TEXT PASSAGE:

◆ ◆ ◆ ◆ ◆

The FDA has selected seven companies for its PreCheck Pilot Program, a new initiative designed to support domestic pharmaceutical manufacturing and strengthen the US drug supply chain.
The first participants are Amneal Pharmaceutical, Cellares, Eli Lilly and Company, Fujifilm Biotechnologies, Kriya Therapeutics, Kyowa Kirin, and Regeneron Pharmaceuticals. The selected facilities span small molecules, biologics, sterile injectables, biotechnology drug substance, cell-based gene therapies, AAV-based gene therapies, and commercial-scale cell culture biomanufacturing.
The program was launched on February 1, 2026, following a 2025 executive order on domestic drug manufacturing. The aim is to give companies earlier technical feedback from the FDA as they develop new U.S. manufacturing sites, reducing uncertainty around facility readiness and application review.
The FDA said it received more than 80 requests to participate between February 1 and March 1, 2026. To be eligible, companies had to propose a new US manufacturing facility capable of addressing a market supply need or improving patient access to therapies for unmet medical needs. They also had to commit to submitting an NDA, BLA, ANDA, or supplement that relies on the new facility.
Selected companies will take part in a two-phase process. In the first phase, Facility Readiness, participants will receive early technical guidance before the site becomes operational, including FDA review of facility information submitted through a facility-specific Drug Master File. In the second phase, Application Submission, companies will have facility-focused pre-submission meetings intended to support earlier inspections and more efficient facility evaluation during review.

◆ ◆ ◆ ◆ ◆

DATA EXCERPTS:
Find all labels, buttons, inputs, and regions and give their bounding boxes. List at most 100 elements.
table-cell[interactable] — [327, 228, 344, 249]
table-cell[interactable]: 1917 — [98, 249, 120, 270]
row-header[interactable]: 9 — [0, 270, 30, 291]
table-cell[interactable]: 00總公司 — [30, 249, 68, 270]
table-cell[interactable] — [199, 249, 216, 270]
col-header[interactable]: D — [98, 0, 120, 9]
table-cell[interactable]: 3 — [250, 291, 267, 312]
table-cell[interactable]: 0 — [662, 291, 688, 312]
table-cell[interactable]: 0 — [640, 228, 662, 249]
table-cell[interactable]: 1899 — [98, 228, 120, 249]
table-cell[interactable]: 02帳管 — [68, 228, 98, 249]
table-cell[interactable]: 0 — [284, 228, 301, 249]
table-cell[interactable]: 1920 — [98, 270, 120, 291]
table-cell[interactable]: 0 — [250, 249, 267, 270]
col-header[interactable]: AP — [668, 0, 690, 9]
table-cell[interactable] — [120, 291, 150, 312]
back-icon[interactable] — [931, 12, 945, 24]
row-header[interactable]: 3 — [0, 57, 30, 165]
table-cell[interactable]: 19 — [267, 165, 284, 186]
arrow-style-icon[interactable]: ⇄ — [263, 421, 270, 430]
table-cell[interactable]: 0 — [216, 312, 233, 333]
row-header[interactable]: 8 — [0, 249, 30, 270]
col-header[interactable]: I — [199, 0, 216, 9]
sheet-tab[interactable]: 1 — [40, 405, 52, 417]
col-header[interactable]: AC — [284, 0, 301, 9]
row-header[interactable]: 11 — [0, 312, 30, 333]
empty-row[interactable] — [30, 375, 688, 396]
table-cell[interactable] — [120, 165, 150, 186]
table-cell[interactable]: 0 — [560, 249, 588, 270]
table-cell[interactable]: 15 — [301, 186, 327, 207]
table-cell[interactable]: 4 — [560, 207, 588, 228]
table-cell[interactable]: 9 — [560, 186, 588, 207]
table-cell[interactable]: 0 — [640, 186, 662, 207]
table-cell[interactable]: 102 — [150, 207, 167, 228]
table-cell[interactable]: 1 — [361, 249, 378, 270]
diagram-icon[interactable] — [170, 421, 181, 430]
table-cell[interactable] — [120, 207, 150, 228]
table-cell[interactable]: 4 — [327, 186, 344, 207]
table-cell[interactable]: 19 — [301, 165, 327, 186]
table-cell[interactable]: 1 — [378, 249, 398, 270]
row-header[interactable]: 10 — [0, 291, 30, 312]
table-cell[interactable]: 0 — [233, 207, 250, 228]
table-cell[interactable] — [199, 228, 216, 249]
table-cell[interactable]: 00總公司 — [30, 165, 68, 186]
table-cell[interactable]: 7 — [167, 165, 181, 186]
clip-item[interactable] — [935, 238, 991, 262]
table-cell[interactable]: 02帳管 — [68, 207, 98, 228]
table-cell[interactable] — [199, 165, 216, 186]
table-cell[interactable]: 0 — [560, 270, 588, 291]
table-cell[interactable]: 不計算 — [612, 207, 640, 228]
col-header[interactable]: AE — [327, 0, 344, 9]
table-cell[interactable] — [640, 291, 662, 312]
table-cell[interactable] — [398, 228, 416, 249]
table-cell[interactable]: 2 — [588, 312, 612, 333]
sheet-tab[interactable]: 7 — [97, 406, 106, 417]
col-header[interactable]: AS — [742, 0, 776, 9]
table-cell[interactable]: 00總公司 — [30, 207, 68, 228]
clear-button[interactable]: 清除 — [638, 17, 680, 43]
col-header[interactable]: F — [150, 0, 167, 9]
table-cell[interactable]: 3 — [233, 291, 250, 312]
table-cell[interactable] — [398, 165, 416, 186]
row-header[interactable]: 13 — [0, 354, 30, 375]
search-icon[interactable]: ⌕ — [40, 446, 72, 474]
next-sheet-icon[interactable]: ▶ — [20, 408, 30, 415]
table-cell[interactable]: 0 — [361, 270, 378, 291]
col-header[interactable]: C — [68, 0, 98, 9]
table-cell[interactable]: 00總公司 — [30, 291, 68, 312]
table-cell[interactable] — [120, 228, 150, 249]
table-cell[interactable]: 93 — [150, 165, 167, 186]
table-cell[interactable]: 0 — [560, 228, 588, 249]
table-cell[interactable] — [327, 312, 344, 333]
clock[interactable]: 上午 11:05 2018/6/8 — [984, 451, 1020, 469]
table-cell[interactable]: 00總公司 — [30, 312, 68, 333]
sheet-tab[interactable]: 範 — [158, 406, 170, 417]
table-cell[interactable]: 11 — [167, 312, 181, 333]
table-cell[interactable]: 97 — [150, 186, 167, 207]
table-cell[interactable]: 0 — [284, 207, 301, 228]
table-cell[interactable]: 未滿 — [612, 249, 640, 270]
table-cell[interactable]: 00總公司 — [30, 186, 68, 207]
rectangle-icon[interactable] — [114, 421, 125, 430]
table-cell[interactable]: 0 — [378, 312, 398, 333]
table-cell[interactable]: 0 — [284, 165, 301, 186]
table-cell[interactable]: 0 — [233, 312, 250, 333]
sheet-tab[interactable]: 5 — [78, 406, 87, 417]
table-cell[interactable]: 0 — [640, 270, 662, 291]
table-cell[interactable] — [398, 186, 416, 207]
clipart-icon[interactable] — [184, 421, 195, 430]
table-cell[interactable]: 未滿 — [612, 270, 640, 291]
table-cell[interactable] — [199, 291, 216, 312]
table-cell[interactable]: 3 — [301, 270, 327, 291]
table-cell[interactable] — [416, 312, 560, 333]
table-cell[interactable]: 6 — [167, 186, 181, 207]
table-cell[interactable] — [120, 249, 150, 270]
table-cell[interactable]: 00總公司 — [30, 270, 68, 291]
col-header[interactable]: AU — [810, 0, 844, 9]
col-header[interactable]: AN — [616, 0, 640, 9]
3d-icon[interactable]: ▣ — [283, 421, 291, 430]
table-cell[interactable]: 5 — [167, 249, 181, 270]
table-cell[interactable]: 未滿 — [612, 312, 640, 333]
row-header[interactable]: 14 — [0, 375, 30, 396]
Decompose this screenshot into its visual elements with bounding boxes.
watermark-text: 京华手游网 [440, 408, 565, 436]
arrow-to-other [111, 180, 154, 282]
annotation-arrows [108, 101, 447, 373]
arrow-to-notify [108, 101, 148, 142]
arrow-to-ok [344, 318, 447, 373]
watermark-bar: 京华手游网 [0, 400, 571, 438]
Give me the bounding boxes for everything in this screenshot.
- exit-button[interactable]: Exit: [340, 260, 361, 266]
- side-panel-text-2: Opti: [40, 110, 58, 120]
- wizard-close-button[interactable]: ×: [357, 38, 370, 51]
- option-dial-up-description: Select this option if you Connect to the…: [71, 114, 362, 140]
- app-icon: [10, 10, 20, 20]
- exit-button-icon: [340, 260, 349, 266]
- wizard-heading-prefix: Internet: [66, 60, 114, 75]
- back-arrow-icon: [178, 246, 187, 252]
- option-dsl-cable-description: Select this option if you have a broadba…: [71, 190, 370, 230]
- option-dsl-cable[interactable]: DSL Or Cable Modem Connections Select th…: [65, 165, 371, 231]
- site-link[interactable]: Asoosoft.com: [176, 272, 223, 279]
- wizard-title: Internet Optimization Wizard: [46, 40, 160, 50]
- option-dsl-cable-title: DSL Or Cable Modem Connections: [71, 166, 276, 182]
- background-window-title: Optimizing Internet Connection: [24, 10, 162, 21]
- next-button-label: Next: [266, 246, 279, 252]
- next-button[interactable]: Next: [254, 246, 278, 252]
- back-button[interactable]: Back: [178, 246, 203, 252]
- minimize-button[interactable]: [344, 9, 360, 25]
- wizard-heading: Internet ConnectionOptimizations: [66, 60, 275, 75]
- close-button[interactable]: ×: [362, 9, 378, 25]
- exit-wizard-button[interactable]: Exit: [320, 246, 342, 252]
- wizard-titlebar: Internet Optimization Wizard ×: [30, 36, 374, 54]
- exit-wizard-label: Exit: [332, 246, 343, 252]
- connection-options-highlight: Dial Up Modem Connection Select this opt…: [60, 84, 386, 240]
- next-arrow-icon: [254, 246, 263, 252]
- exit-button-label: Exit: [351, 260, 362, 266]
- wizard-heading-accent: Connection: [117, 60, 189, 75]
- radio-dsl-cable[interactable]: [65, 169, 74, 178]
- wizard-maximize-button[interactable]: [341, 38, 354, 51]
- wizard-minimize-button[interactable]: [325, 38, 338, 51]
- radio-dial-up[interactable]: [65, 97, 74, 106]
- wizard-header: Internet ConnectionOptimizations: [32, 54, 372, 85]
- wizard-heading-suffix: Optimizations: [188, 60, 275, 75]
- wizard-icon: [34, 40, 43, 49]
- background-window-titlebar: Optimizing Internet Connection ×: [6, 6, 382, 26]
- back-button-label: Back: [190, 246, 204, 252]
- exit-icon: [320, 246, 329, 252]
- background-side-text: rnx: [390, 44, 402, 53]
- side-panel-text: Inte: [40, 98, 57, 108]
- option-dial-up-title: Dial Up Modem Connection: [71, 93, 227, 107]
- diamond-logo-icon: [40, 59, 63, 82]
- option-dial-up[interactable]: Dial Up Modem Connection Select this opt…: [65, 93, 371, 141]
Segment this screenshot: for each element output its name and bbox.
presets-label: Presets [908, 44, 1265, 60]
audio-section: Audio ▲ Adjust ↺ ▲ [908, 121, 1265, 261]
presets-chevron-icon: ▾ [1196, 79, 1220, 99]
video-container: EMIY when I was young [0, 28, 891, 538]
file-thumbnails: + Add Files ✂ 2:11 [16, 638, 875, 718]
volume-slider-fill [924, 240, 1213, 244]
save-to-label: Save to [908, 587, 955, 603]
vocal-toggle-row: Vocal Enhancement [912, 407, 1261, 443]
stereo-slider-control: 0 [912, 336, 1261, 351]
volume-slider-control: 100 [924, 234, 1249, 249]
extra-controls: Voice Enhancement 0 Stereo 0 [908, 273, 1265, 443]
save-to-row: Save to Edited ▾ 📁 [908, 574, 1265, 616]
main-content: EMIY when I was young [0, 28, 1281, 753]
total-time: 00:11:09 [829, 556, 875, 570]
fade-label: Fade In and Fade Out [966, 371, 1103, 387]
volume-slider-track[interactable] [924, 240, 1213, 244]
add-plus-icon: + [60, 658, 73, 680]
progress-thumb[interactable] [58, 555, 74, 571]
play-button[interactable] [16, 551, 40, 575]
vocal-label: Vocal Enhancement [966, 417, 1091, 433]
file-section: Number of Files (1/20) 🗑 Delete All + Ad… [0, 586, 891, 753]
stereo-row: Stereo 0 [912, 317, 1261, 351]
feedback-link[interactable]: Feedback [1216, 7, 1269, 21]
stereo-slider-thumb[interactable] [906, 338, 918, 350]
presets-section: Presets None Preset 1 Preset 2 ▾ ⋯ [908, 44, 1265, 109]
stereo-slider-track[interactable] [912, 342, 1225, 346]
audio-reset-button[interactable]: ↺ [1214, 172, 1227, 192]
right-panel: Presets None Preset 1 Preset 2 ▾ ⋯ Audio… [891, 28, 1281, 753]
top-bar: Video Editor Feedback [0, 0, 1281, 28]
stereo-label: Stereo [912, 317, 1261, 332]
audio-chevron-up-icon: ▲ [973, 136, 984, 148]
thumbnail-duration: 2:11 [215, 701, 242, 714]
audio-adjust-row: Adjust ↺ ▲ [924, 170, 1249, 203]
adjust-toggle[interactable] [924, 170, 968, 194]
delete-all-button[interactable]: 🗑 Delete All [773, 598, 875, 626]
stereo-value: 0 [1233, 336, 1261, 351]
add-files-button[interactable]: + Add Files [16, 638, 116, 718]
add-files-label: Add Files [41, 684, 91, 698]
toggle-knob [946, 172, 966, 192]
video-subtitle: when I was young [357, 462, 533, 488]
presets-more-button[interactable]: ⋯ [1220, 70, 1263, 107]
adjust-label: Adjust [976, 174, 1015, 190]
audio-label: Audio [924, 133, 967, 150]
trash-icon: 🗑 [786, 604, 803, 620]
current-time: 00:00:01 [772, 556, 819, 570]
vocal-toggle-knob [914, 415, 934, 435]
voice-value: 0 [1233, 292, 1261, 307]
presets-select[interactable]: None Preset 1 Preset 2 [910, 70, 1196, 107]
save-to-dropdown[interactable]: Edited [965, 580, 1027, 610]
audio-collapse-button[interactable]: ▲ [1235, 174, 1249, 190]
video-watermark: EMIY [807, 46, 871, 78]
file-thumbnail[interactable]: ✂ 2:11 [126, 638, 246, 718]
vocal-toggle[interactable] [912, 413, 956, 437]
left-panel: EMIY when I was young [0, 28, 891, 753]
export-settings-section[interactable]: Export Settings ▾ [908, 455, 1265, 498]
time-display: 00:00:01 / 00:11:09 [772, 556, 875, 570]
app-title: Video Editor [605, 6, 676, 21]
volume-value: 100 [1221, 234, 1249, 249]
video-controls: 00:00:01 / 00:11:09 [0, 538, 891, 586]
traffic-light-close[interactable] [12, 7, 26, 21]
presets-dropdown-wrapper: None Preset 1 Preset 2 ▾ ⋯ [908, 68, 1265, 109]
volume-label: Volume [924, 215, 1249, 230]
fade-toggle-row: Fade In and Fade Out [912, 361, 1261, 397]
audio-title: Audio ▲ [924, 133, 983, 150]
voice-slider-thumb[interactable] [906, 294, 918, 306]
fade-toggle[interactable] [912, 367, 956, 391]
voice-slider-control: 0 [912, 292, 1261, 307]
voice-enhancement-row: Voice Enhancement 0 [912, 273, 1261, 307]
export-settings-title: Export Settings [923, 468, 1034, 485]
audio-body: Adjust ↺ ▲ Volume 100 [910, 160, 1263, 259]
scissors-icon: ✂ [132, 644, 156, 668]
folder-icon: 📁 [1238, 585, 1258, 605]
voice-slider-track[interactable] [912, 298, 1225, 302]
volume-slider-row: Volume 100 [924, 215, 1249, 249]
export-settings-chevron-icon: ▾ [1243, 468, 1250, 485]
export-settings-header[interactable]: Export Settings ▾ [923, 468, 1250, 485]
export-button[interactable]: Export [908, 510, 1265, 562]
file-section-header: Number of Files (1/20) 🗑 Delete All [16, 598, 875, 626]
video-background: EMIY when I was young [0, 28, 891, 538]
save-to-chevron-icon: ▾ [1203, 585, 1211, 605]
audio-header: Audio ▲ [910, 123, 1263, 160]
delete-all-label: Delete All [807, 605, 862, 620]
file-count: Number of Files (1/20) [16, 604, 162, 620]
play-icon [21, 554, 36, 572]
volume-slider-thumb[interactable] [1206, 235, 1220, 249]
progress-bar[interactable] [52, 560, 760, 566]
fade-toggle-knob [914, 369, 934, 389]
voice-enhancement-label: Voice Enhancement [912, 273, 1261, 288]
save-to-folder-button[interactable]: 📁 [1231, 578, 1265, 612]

◆ ◆ ◆ ◆ ◆

WORK ORDER 1: In the text on the FDA PreCheck Pilot Program, what is the first phase of the two-phase process called?
WORK ORDER 2: Extend the text about the FDA PreCheck Pilot Program, picking up after its final sentence.

WRITTEN REPLY 1: Facility Readiness.

WRITTEN REPLY 2:
The selected facilities include Amneal’s Long Island, New York, site for small-molecule sterile liquid products; Cellares’s Bridgewater, New Jersey, facility for cell-based gene therapy products; Eli Lilly’s Lebanon, Indiana, facility for active pharmaceutical ingredient manufacturing; Fujifilm Biotechnologies’s Holly Springs, North Carolina, site for commercial-scale cell culture biomanufacturing; Kriya Therapeutics’s Durham, North Carolina, facility for AAV-based gene therapy products; Kyowa Kirin’s Sanford, North Carolina, facility for biotechnology drug substance; and Regeneron’s Saratoga Springs, New York, facility for biotechnology drug substance, sterile injectables, and novel protein therapeutics.
The pilot does not approve the facilities or products in advance. Instead, it is intended to surface manufacturing issues earlier, before they become deficiencies that could delay drug or biologics applications.